Structured figure records:
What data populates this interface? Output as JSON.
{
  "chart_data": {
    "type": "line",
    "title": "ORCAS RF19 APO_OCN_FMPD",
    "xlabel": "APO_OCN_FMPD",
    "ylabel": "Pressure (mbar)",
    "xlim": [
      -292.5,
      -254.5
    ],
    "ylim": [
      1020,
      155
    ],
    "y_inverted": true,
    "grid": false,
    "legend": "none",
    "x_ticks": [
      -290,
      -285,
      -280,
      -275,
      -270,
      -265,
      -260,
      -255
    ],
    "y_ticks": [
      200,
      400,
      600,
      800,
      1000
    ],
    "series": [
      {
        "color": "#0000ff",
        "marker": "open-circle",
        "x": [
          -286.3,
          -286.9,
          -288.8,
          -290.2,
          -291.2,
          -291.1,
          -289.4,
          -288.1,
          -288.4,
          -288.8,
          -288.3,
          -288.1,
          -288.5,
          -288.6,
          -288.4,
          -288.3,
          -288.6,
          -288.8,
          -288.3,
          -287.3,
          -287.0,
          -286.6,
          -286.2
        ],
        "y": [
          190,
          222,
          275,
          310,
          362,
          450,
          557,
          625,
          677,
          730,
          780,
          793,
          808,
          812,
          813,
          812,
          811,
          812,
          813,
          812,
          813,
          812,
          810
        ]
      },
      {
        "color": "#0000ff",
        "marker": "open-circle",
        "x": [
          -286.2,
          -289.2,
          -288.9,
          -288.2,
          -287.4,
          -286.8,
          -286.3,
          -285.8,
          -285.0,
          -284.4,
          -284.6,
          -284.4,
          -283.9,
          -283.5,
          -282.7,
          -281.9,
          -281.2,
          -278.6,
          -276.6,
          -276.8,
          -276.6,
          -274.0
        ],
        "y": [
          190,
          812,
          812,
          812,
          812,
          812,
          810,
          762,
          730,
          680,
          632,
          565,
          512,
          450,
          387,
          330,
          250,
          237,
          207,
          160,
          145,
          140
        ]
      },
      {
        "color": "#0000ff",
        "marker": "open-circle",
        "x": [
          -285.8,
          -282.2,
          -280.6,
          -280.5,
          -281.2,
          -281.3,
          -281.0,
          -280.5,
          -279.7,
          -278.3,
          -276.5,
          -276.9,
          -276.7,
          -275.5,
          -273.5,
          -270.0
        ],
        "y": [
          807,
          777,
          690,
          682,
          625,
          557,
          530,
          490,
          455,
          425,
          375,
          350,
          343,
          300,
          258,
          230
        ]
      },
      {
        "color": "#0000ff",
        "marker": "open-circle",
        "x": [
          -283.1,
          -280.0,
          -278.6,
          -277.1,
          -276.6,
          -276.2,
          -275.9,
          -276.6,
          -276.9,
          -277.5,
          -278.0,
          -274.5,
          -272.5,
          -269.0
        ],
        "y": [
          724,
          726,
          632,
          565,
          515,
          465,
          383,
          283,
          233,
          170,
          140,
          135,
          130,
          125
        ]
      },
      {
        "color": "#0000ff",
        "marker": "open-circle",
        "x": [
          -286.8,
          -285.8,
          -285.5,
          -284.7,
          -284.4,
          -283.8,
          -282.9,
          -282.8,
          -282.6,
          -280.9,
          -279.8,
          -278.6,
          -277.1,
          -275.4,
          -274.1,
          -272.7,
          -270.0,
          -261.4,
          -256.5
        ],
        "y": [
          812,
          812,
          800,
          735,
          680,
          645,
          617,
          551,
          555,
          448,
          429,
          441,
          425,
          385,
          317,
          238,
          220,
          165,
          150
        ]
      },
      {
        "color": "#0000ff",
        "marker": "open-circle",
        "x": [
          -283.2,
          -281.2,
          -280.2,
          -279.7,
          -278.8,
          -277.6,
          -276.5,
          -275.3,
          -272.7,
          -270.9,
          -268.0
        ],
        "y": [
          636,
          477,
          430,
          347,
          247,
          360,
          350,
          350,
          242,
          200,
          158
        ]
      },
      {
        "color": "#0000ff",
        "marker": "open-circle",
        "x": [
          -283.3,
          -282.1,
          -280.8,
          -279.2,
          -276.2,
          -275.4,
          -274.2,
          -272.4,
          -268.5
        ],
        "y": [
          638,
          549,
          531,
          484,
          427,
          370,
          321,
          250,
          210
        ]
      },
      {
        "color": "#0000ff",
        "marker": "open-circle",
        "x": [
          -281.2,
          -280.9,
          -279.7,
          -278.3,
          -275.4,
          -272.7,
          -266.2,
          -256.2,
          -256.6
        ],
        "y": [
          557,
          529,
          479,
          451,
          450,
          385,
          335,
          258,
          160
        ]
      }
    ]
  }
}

Aim of the task:
Transcribe the records above exactly as they appear.

Solution:
What data populates this interface? Output as JSON.
{
  "chart_data": {
    "type": "line",
    "title": "ORCAS RF19 APO_OCN_FMPD",
    "xlabel": "APO_OCN_FMPD",
    "ylabel": "Pressure (mbar)",
    "xlim": [
      -292.5,
      -254.5
    ],
    "ylim": [
      1020,
      155
    ],
    "y_inverted": true,
    "grid": false,
    "legend": "none",
    "x_ticks": [
      -290,
      -285,
      -280,
      -275,
      -270,
      -265,
      -260,
      -255
    ],
    "y_ticks": [
      200,
      400,
      600,
      800,
      1000
    ],
    "series": [
      {
        "color": "#0000ff",
        "marker": "open-circle",
        "x": [
          -286.3,
          -286.9,
          -288.8,
          -290.2,
          -291.2,
          -291.1,
          -289.4,
          -288.1,
          -288.4,
          -288.8,
          -288.3,
          -288.1,
          -288.5,
          -288.6,
          -288.4,
          -288.3,
          -288.6,
          -288.8,
          -288.3,
          -287.3,
          -287.0,
          -286.6,
          -286.2
        ],
        "y": [
          190,
          222,
          275,
          310,
          362,
          450,
          557,
          625,
          677,
          730,
          780,
          793,
          808,
          812,
          813,
          812,
          811,
          812,
          813,
          812,
          813,
          812,
          810
        ]
      },
      {
        "color": "#0000ff",
        "marker": "open-circle",
        "x": [
          -286.2,
          -289.2,
          -288.9,
          -288.2,
          -287.4,
          -286.8,
          -286.3,
          -285.8,
          -285.0,
          -284.4,
          -284.6,
          -284.4,
          -283.9,
          -283.5,
          -282.7,
          -281.9,
          -281.2,
          -278.6,
          -276.6,
          -276.8,
          -276.6,
          -274.0
        ],
        "y": [
          190,
          812,
          812,
          812,
          812,
          812,
          810,
          762,
          730,
          680,
          632,
          565,
          512,
          450,
          387,
          330,
          250,
          237,
          207,
          160,
          145,
          140
        ]
      },
      {
        "color": "#0000ff",
        "marker": "open-circle",
        "x": [
          -285.8,
          -282.2,
          -280.6,
          -280.5,
          -281.2,
          -281.3,
          -281.0,
          -280.5,
          -279.7,
          -278.3,
          -276.5,
          -276.9,
          -276.7,
          -275.5,
          -273.5,
          -270.0
        ],
        "y": [
          807,
          777,
          690,
          682,
          625,
          557,
          530,
          490,
          455,
          425,
          375,
          350,
          343,
          300,
          258,
          230
        ]
      },
      {
        "color": "#0000ff",
        "marker": "open-circle",
        "x": [
          -283.1,
          -280.0,
          -278.6,
          -277.1,
          -276.6,
          -276.2,
          -275.9,
          -276.6,
          -276.9,
          -277.5,
          -278.0,
          -274.5,
          -272.5,
          -269.0
        ],
        "y": [
          724,
          726,
          632,
          565,
          515,
          465,
          383,
          283,
          233,
          170,
          140,
          135,
          130,
          125
        ]
      },
      {
        "color": "#0000ff",
        "marker": "open-circle",
        "x": [
          -286.8,
          -285.8,
          -285.5,
          -284.7,
          -284.4,
          -283.8,
          -282.9,
          -282.8,
          -282.6,
          -280.9,
          -279.8,
          -278.6,
          -277.1,
          -275.4,
          -274.1,
          -272.7,
          -270.0,
          -261.4,
          -256.5
        ],
        "y": [
          812,
          812,
          800,
          735,
          680,
          645,
          617,
          551,
          555,
          448,
          429,
          441,
          425,
          385,
          317,
          238,
          220,
          165,
          150
        ]
      },
      {
        "color": "#0000ff",
        "marker": "open-circle",
        "x": [
          -283.2,
          -281.2,
          -280.2,
          -279.7,
          -278.8,
          -277.6,
          -276.5,
          -275.3,
          -272.7,
          -270.9,
          -268.0
        ],
        "y": [
          636,
          477,
          430,
          347,
          247,
          360,
          350,
          350,
          242,
          200,
          158
        ]
      },
      {
        "color": "#0000ff",
        "marker": "open-circle",
        "x": [
          -283.3,
          -282.1,
          -280.8,
          -279.2,
          -276.2,
          -275.4,
          -274.2,
          -272.4,
          -268.5
        ],
        "y": [
          638,
          549,
          531,
          484,
          427,
          370,
          321,
          250,
          210
        ]
      },
      {
        "color": "#0000ff",
        "marker": "open-circle",
        "x": [
          -281.2,
          -280.9,
          -279.7,
          -278.3,
          -275.4,
          -272.7,
          -266.2,
          -256.2,
          -256.6
        ],
        "y": [
          557,
          529,
          479,
          451,
          450,
          385,
          335,
          258,
          160
        ]
      }
    ]
  }
}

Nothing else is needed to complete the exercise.